TASK TO COMPLETE: Your answer should be a single number: the count of lines that include "emoji".

Stored data:

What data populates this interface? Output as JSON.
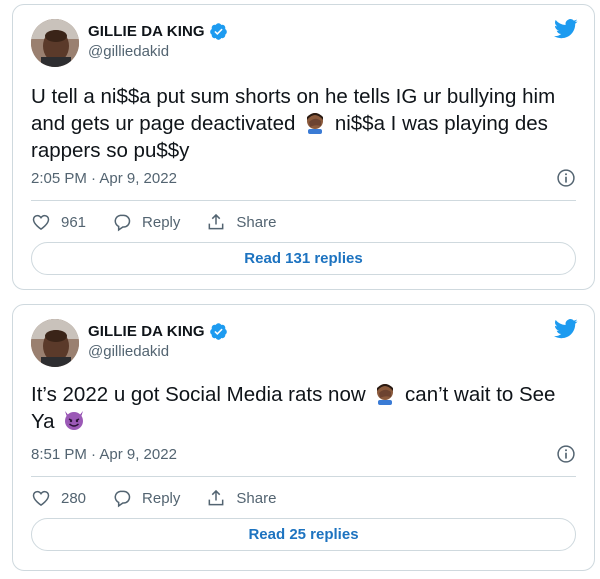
{
  "colors": {
    "twitter_blue": "#1d9bf0",
    "link_blue": "#1d73c0",
    "secondary_text": "#536471",
    "border": "#cfd9de",
    "primary_text": "#0f1419"
  },
  "icons": {
    "logo": "twitter-bird-icon",
    "verified": "verified-badge-icon",
    "info": "info-icon",
    "like": "heart-icon",
    "reply": "reply-bubble-icon",
    "share": "share-upload-icon",
    "facepalm": "facepalm-emoji",
    "devil": "smiling-devil-emoji"
  },
  "tweets": [
    {
      "author": {
        "name": "GILLIE DA KING",
        "handle": "@gilliedakid"
      },
      "text_part1": "U tell a ni$$a put sum shorts on he tells IG ur bullying him and gets ur page deactivated ",
      "text_part2": " ni$$a I was playing des rappers so pu$$y",
      "timestamp": "2:05 PM · Apr 9, 2022",
      "likes": "961",
      "reply_label": "Reply",
      "share_label": "Share",
      "read_replies_label": "Read 131 replies"
    },
    {
      "author": {
        "name": "GILLIE DA KING",
        "handle": "@gilliedakid"
      },
      "text_part1": "It’s 2022 u got Social Media rats now ",
      "text_part2": " can’t wait to See Ya ",
      "timestamp": "8:51 PM · Apr 9, 2022",
      "likes": "280",
      "reply_label": "Reply",
      "share_label": "Share",
      "read_replies_label": "Read 25 replies"
    }
  ]
}
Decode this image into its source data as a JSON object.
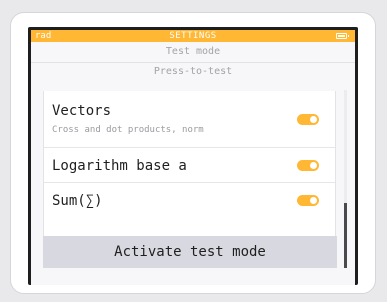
{
  "statusbar": {
    "left": "rad",
    "title": "SETTINGS",
    "battery_icon": "battery-icon"
  },
  "header": {
    "line1": "Test mode",
    "line2": "Press-to-test"
  },
  "items": [
    {
      "label": "Vectors",
      "sublabel": "Cross and dot products, norm",
      "enabled": true
    },
    {
      "label": "Logarithm base a",
      "enabled": true
    },
    {
      "label": "Sum(∑)",
      "enabled": true
    }
  ],
  "activate_button": {
    "label": "Activate test mode"
  },
  "colors": {
    "accent": "#ffb734",
    "button_bg": "#d8d8e0",
    "screen_bg": "#f7f7f9"
  }
}
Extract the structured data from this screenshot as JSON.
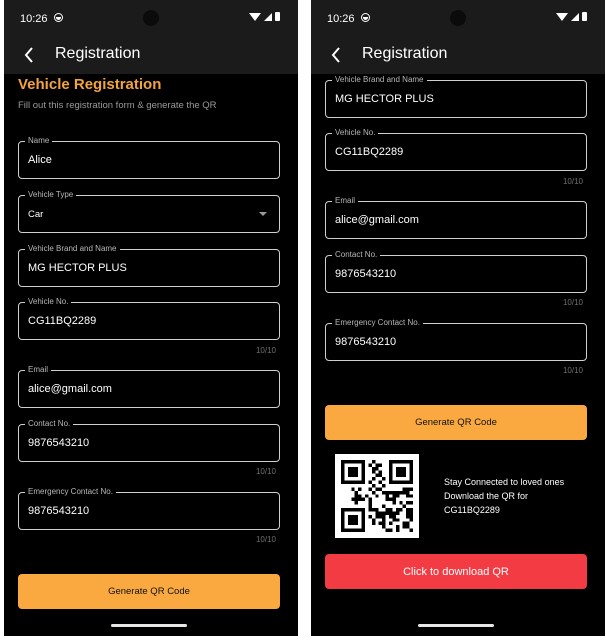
{
  "status": {
    "time": "10:26"
  },
  "app_bar": {
    "title": "Registration"
  },
  "form": {
    "heading": "Vehicle Registration",
    "subheading": "Fill out this registration form & generate the QR",
    "fields": {
      "name": {
        "label": "Name",
        "value": "Alice"
      },
      "vehicle_type": {
        "label": "Vehicle Type",
        "value": "Car"
      },
      "brand": {
        "label": "Vehicle Brand and Name",
        "value": "MG HECTOR PLUS"
      },
      "vehicle_no": {
        "label": "Vehicle No.",
        "value": "CG11BQ2289",
        "counter": "10/10"
      },
      "email": {
        "label": "Email",
        "value": "alice@gmail.com"
      },
      "contact": {
        "label": "Contact No.",
        "value": "9876543210",
        "counter": "10/10"
      },
      "emergency": {
        "label": "Emergency Contact No.",
        "value": "9876543210",
        "counter": "10/10"
      }
    },
    "generate_label": "Generate QR Code"
  },
  "qr": {
    "line1": "Stay Connected to loved ones",
    "line2": "Download the QR for",
    "line3": "CG11BQ2289",
    "download_label": "Click to download QR"
  },
  "colors": {
    "accent": "#f4a340",
    "button": "#f9a93f",
    "danger": "#f23b43"
  }
}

OUTPUT FOR THIS EXERCISE: 2